Extracted records
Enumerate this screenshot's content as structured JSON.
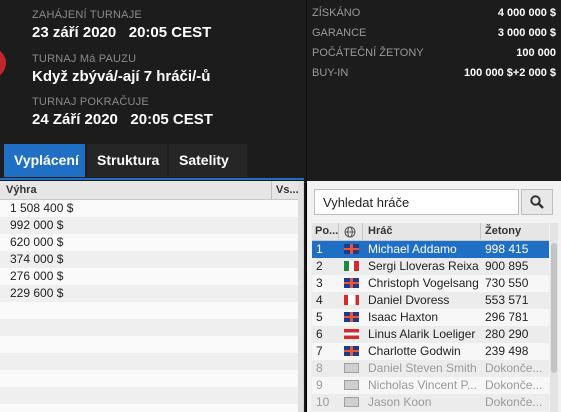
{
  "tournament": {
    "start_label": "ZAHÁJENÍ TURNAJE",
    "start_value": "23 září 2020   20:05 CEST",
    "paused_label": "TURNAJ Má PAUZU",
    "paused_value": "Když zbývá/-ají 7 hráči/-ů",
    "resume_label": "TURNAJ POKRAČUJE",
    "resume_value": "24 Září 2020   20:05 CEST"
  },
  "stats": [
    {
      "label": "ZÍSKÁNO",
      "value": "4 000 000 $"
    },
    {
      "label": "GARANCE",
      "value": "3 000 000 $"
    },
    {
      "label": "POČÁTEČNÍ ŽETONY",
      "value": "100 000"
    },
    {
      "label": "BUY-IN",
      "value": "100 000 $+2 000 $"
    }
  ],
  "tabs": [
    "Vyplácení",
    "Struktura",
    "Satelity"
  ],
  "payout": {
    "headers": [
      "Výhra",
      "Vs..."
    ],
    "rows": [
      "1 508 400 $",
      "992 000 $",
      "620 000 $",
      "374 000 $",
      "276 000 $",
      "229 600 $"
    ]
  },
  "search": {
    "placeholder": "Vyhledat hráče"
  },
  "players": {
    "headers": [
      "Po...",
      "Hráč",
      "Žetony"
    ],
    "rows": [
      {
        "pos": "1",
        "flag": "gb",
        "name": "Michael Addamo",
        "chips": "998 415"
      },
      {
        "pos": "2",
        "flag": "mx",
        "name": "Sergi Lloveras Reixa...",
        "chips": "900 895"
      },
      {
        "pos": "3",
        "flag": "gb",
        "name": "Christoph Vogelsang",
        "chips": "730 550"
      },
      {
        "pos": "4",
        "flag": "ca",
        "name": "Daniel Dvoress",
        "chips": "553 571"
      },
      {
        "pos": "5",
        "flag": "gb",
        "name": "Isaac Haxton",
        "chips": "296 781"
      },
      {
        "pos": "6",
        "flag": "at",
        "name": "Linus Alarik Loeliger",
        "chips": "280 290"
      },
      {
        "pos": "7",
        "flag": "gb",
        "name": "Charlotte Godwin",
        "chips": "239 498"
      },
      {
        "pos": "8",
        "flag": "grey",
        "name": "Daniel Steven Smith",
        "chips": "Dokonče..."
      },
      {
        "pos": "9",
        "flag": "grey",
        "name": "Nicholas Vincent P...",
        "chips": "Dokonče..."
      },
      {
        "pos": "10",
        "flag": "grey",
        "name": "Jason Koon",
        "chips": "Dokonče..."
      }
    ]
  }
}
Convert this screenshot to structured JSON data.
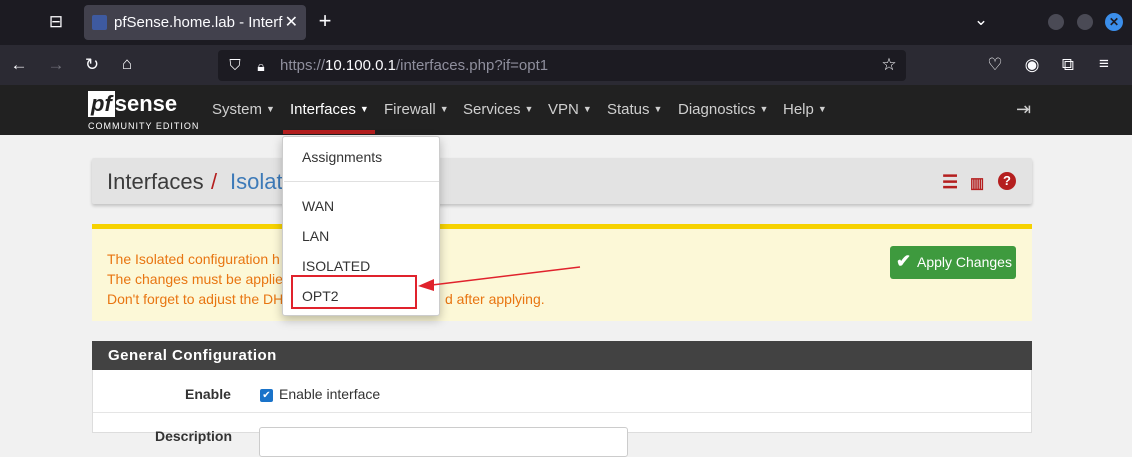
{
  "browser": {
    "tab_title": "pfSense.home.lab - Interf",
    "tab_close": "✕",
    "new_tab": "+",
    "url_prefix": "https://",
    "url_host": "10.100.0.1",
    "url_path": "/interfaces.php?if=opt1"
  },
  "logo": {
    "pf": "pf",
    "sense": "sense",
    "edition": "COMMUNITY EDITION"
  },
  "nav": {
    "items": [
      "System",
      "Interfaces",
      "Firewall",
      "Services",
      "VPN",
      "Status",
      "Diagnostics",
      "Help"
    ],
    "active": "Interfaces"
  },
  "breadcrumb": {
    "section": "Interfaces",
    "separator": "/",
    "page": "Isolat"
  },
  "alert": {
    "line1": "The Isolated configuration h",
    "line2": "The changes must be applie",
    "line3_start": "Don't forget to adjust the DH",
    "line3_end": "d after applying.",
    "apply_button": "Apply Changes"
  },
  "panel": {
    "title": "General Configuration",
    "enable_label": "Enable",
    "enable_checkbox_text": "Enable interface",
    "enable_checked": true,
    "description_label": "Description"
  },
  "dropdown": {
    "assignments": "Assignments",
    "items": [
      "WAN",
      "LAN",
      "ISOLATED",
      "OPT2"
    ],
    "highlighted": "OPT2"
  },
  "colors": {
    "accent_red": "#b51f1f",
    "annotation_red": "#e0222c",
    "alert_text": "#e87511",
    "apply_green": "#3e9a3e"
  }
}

Exercise goal: Repeat the entries exactly and keep the pictures out of the copy.

Full output:
Enumerate this screenshot's content as structured JSON.
{
  "tournament": {
    "start_label": "ZAHÁJENÍ TURNAJE",
    "start_value": "23 září 2020   20:05 CEST",
    "paused_label": "TURNAJ Má PAUZU",
    "paused_value": "Když zbývá/-ají 7 hráči/-ů",
    "resume_label": "TURNAJ POKRAČUJE",
    "resume_value": "24 Září 2020   20:05 CEST"
  },
  "stats": [
    {
      "label": "ZÍSKÁNO",
      "value": "4 000 000 $"
    },
    {
      "label": "GARANCE",
      "value": "3 000 000 $"
    },
    {
      "label": "POČÁTEČNÍ ŽETONY",
      "value": "100 000"
    },
    {
      "label": "BUY-IN",
      "value": "100 000 $+2 000 $"
    }
  ],
  "tabs": [
    "Vyplácení",
    "Struktura",
    "Satelity"
  ],
  "payout": {
    "headers": [
      "Výhra",
      "Vs..."
    ],
    "rows": [
      "1 508 400 $",
      "992 000 $",
      "620 000 $",
      "374 000 $",
      "276 000 $",
      "229 600 $"
    ]
  },
  "search": {
    "placeholder": "Vyhledat hráče"
  },
  "players": {
    "headers": [
      "Po...",
      "Hráč",
      "Žetony"
    ],
    "rows": [
      {
        "pos": "1",
        "flag": "gb",
        "name": "Michael Addamo",
        "chips": "998 415"
      },
      {
        "pos": "2",
        "flag": "mx",
        "name": "Sergi Lloveras Reixa...",
        "chips": "900 895"
      },
      {
        "pos": "3",
        "flag": "gb",
        "name": "Christoph Vogelsang",
        "chips": "730 550"
      },
      {
        "pos": "4",
        "flag": "ca",
        "name": "Daniel Dvoress",
        "chips": "553 571"
      },
      {
        "pos": "5",
        "flag": "gb",
        "name": "Isaac Haxton",
        "chips": "296 781"
      },
      {
        "pos": "6",
        "flag": "at",
        "name": "Linus Alarik Loeliger",
        "chips": "280 290"
      },
      {
        "pos": "7",
        "flag": "gb",
        "name": "Charlotte Godwin",
        "chips": "239 498"
      },
      {
        "pos": "8",
        "flag": "grey",
        "name": "Daniel Steven Smith",
        "chips": "Dokonče..."
      },
      {
        "pos": "9",
        "flag": "grey",
        "name": "Nicholas Vincent P...",
        "chips": "Dokonče..."
      },
      {
        "pos": "10",
        "flag": "grey",
        "name": "Jason Koon",
        "chips": "Dokonče..."
      }
    ]
  }
}
Convert this screenshot to structured JSON data.
{
  "browser": {
    "tab_title": "pfSense.home.lab - Interf",
    "tab_close": "✕",
    "new_tab": "+",
    "url_prefix": "https://",
    "url_host": "10.100.0.1",
    "url_path": "/interfaces.php?if=opt1"
  },
  "logo": {
    "pf": "pf",
    "sense": "sense",
    "edition": "COMMUNITY EDITION"
  },
  "nav": {
    "items": [
      "System",
      "Interfaces",
      "Firewall",
      "Services",
      "VPN",
      "Status",
      "Diagnostics",
      "Help"
    ],
    "active": "Interfaces"
  },
  "breadcrumb": {
    "section": "Interfaces",
    "separator": "/",
    "page": "Isolat"
  },
  "alert": {
    "line1": "The Isolated configuration h",
    "line2": "The changes must be applie",
    "line3_start": "Don't forget to adjust the DH",
    "line3_end": "d after applying.",
    "apply_button": "Apply Changes"
  },
  "panel": {
    "title": "General Configuration",
    "enable_label": "Enable",
    "enable_checkbox_text": "Enable interface",
    "enable_checked": true,
    "description_label": "Description"
  },
  "dropdown": {
    "assignments": "Assignments",
    "items": [
      "WAN",
      "LAN",
      "ISOLATED",
      "OPT2"
    ],
    "highlighted": "OPT2"
  },
  "colors": {
    "accent_red": "#b51f1f",
    "annotation_red": "#e0222c",
    "alert_text": "#e87511",
    "apply_green": "#3e9a3e"
  }
}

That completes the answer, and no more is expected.